AIM
How many lines of these entries include the string "Change"? State the number alone.

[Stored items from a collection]
▶

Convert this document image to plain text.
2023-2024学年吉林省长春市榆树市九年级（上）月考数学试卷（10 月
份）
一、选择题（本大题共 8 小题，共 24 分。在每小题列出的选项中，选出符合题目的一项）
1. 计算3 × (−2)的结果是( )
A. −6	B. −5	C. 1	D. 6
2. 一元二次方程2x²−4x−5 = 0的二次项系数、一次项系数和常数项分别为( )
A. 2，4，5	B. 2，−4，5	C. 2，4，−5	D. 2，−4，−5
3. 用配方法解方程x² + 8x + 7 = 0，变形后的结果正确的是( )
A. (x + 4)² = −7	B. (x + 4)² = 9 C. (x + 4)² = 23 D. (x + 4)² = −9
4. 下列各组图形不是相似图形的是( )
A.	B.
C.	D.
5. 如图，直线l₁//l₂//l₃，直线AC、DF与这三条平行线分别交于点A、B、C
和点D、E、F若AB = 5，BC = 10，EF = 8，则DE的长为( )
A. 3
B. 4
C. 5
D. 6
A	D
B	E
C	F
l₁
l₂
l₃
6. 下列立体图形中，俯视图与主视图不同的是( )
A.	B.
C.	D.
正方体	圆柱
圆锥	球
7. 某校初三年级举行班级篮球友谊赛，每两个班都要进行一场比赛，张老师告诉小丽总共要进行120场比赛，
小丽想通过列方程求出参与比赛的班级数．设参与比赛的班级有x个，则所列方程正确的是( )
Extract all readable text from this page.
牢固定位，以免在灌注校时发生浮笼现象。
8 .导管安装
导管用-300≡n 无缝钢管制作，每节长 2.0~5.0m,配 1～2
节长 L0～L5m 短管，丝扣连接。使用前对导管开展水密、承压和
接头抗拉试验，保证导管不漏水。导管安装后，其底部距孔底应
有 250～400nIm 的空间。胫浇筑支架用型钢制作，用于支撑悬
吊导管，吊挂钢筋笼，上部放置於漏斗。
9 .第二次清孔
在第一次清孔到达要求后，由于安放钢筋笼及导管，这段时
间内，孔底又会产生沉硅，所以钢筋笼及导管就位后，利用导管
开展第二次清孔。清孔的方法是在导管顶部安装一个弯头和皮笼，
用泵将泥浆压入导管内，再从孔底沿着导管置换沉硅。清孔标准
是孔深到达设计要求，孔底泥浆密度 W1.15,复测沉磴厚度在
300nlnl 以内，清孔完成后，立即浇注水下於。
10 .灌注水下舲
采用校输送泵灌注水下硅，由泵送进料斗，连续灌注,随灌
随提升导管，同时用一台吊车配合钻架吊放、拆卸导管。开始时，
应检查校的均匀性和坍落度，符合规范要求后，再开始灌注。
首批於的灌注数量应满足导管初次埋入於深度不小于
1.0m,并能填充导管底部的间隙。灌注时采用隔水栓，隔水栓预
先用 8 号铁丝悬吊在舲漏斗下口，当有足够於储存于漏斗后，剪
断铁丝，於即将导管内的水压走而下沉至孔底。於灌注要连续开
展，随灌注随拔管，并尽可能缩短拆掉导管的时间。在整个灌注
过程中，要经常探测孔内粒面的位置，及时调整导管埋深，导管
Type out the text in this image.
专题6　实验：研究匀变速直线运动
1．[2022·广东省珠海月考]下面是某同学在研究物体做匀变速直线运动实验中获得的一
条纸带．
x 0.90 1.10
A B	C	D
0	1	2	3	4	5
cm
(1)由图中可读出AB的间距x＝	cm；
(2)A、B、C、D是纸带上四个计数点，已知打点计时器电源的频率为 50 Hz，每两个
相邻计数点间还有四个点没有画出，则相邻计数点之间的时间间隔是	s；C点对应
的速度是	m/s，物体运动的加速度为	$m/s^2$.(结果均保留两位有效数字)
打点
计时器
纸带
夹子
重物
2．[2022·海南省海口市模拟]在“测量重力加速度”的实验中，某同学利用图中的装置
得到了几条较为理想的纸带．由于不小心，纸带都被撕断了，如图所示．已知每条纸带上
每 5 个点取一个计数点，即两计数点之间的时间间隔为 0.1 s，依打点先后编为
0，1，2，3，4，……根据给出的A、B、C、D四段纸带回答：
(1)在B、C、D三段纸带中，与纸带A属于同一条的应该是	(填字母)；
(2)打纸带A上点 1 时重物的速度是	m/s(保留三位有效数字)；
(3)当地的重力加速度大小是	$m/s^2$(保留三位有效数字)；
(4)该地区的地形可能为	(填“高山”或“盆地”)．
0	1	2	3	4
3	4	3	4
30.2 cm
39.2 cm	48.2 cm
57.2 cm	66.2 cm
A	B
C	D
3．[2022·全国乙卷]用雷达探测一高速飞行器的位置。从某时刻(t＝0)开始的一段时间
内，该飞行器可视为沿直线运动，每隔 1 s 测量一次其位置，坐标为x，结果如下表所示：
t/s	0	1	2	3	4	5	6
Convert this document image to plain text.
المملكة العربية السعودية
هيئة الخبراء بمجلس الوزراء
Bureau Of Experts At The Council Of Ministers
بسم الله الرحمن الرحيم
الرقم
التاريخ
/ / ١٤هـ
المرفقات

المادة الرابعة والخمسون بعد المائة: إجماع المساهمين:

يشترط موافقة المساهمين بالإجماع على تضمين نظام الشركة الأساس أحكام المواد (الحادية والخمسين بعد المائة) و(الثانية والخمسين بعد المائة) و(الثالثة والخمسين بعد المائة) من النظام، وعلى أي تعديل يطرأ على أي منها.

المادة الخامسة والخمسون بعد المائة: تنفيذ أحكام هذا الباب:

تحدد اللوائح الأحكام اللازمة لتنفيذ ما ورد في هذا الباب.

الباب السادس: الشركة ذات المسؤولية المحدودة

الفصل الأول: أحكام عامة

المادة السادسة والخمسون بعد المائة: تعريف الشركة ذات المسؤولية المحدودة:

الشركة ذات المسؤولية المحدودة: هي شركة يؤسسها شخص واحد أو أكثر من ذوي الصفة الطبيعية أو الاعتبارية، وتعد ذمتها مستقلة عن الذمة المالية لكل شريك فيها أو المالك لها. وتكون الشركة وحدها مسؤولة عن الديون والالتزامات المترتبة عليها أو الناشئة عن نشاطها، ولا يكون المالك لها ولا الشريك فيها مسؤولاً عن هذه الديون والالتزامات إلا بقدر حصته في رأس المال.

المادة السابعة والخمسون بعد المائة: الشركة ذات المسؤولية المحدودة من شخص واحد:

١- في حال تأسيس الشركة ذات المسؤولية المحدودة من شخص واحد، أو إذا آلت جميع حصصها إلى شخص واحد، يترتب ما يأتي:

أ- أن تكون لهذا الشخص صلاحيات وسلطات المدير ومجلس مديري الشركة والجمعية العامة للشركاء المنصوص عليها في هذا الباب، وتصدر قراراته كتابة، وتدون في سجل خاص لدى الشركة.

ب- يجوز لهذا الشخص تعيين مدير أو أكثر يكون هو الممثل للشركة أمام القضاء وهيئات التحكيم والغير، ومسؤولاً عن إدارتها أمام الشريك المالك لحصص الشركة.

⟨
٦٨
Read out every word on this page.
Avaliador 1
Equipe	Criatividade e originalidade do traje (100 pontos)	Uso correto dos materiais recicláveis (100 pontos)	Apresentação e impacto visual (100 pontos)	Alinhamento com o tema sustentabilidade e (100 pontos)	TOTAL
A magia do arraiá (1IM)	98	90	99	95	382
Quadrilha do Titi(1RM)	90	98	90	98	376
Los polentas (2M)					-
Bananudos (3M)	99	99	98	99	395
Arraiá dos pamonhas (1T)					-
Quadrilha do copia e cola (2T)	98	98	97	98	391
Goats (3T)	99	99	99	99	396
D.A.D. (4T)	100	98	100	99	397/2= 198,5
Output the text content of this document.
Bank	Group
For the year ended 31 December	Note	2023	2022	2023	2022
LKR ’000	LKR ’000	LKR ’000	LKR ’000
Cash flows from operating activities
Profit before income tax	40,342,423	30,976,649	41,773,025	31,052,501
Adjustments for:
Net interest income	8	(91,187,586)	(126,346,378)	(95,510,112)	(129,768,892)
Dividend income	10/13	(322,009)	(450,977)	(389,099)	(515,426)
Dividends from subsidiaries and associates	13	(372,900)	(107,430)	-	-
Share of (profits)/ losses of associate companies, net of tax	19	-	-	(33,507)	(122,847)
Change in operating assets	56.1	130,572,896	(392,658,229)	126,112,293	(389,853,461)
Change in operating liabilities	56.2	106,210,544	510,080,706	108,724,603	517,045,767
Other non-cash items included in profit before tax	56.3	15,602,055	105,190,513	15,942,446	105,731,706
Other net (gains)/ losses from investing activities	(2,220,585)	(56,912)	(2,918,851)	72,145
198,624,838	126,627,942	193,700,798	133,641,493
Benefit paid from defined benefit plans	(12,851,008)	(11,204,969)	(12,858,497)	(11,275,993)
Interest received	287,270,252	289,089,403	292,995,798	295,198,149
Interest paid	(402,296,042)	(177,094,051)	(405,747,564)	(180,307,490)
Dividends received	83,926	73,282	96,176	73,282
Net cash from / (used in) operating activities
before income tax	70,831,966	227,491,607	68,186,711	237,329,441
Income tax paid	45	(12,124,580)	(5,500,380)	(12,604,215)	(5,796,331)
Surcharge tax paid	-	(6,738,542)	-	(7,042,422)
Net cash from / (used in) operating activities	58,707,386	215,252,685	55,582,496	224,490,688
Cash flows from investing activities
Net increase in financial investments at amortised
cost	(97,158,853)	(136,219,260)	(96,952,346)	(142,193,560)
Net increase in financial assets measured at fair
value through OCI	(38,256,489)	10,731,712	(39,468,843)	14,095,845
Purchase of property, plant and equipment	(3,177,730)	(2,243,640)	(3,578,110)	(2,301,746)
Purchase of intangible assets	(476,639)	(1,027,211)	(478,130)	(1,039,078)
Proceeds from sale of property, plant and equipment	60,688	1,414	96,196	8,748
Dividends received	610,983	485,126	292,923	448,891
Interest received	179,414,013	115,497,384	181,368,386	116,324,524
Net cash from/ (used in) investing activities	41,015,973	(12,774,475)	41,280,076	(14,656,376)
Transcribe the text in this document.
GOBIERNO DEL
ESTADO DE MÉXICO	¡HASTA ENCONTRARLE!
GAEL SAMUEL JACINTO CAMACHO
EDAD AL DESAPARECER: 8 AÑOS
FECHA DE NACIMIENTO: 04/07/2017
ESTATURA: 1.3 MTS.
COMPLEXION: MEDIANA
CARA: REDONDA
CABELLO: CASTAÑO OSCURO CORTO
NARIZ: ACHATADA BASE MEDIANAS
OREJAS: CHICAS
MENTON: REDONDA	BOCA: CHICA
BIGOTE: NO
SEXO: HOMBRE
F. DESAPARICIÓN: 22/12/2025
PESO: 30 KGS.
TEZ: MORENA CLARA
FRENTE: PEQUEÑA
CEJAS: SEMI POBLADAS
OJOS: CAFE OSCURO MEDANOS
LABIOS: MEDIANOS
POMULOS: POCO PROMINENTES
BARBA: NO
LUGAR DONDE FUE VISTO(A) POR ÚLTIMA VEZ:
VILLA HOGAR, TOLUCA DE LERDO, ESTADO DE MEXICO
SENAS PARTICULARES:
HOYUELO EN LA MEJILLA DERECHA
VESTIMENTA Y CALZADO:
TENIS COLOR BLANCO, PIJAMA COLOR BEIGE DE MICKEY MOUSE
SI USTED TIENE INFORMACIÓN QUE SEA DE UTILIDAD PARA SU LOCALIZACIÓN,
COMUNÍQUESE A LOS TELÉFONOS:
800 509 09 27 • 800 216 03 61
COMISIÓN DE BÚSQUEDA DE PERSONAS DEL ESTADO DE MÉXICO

◀

SOLUTION BELOW
2